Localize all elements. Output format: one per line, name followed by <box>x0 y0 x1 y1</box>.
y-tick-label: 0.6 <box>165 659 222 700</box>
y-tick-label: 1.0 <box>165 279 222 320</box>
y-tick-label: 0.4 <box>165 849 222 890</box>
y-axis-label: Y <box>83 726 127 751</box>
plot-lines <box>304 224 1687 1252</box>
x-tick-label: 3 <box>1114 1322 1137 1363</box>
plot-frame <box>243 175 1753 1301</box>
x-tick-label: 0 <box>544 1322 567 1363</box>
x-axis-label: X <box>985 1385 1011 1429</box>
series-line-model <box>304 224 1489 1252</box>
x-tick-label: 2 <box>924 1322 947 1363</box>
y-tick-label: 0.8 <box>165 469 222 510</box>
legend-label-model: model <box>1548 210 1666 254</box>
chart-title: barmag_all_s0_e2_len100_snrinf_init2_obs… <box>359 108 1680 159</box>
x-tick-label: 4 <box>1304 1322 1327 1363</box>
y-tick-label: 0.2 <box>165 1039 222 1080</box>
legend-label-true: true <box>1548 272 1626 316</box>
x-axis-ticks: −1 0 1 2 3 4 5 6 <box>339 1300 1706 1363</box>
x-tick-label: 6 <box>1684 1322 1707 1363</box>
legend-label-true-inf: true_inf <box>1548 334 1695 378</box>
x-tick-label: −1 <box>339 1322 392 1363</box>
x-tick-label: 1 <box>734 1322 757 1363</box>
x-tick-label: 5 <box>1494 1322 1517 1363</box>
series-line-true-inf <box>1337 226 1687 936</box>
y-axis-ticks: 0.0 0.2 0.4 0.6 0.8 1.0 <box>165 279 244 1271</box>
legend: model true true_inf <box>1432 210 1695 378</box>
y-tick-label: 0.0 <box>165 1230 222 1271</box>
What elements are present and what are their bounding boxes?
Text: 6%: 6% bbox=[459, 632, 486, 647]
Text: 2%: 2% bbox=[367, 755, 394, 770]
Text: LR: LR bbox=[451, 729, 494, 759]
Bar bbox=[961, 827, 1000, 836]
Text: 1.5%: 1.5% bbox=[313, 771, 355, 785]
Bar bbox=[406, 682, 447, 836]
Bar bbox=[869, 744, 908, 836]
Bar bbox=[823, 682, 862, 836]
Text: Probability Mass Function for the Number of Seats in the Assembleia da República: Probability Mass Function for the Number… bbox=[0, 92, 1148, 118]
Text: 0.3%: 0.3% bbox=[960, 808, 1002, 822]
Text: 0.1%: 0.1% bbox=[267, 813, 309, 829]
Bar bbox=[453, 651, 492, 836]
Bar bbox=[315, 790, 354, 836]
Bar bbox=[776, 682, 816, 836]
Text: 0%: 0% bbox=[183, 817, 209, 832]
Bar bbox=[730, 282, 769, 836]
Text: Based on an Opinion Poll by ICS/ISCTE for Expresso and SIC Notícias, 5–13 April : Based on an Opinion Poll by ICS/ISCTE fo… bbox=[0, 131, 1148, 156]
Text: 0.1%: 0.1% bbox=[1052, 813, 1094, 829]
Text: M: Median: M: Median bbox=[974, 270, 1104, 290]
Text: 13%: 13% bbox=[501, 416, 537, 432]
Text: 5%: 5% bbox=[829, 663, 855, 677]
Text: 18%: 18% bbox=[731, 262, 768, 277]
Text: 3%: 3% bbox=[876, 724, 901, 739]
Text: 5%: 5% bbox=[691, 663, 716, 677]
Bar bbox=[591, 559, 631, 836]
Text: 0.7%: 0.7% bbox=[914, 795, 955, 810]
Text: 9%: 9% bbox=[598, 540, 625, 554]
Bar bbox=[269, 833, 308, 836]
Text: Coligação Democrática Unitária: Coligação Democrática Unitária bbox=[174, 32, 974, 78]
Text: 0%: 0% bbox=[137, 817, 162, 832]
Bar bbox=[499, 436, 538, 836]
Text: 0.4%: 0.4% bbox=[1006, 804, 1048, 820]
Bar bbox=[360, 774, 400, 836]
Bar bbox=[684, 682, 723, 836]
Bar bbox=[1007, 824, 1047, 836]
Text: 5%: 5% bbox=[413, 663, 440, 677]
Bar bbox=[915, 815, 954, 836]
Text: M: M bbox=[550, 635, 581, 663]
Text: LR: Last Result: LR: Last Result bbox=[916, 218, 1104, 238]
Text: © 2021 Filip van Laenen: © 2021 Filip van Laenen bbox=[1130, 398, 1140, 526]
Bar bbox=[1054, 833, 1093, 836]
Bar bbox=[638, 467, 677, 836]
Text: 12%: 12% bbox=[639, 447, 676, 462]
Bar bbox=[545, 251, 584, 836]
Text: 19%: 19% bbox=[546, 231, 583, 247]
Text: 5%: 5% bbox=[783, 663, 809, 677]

────────────────

§ Exercise prompt
List the lines of the listing, numbered, from its first line through the line containing "Text: Probability Mass", skipping any blank lines.

§ Output of the task
1. Localize all elements. Output format: one per line, name followed by <box>x0 y0 x1 y1</box>.
2. y-tick-label: 0.6 <box>165 659 222 700</box>
3. y-tick-label: 1.0 <box>165 279 222 320</box>
4. y-tick-label: 0.4 <box>165 849 222 890</box>
5. y-axis-label: Y <box>83 726 127 751</box>
6. plot-lines <box>304 224 1687 1252</box>
7. x-tick-label: 3 <box>1114 1322 1137 1363</box>
8. plot-frame <box>243 175 1753 1301</box>
9. x-tick-label: 0 <box>544 1322 567 1363</box>
10. x-axis-label: X <box>985 1385 1011 1429</box>
11. series-line-model <box>304 224 1489 1252</box>
12. x-tick-label: 2 <box>924 1322 947 1363</box>
13. y-tick-label: 0.8 <box>165 469 222 510</box>
14. legend-label-model: model <box>1548 210 1666 254</box>
15. chart-title: barmag_all_s0_e2_len100_snrinf_init2_obs… <box>359 108 1680 159</box>
16. x-tick-label: 4 <box>1304 1322 1327 1363</box>
17. y-tick-label: 0.2 <box>165 1039 222 1080</box>
18. legend-label-true: true <box>1548 272 1626 316</box>
19. x-axis-ticks: −1 0 1 2 3 4 5 6 <box>339 1300 1706 1363</box>
20. x-tick-label: 6 <box>1684 1322 1707 1363</box>
21. legend-label-true-inf: true_inf <box>1548 334 1695 378</box>
22. x-tick-label: −1 <box>339 1322 392 1363</box>
23. x-tick-label: 1 <box>734 1322 757 1363</box>
24. x-tick-label: 5 <box>1494 1322 1517 1363</box>
25. series-line-true-inf <box>1337 226 1687 936</box>
26. y-axis-ticks: 0.0 0.2 0.4 0.6 0.8 1.0 <box>165 279 244 1271</box>
27. legend: model true true_inf <box>1432 210 1695 378</box>
28. y-tick-label: 0.0 <box>165 1230 222 1271</box>
29. What elements are present and what are their bounding boxes?
30. Text: 6%: 6% bbox=[459, 632, 486, 647]
31. Text: 2%: 2% bbox=[367, 755, 394, 770]
32. Text: LR: LR bbox=[451, 729, 494, 759]
33. Bar bbox=[961, 827, 1000, 836]
34. Text: 1.5%: 1.5% bbox=[313, 771, 355, 785]
35. Bar bbox=[406, 682, 447, 836]
36. Bar bbox=[869, 744, 908, 836]
37. Bar bbox=[823, 682, 862, 836]
38. Text: Probability Mass Function for the Number of Seats in the Assembleia da República: Probability Mass Function for the Number… bbox=[0, 92, 1148, 118]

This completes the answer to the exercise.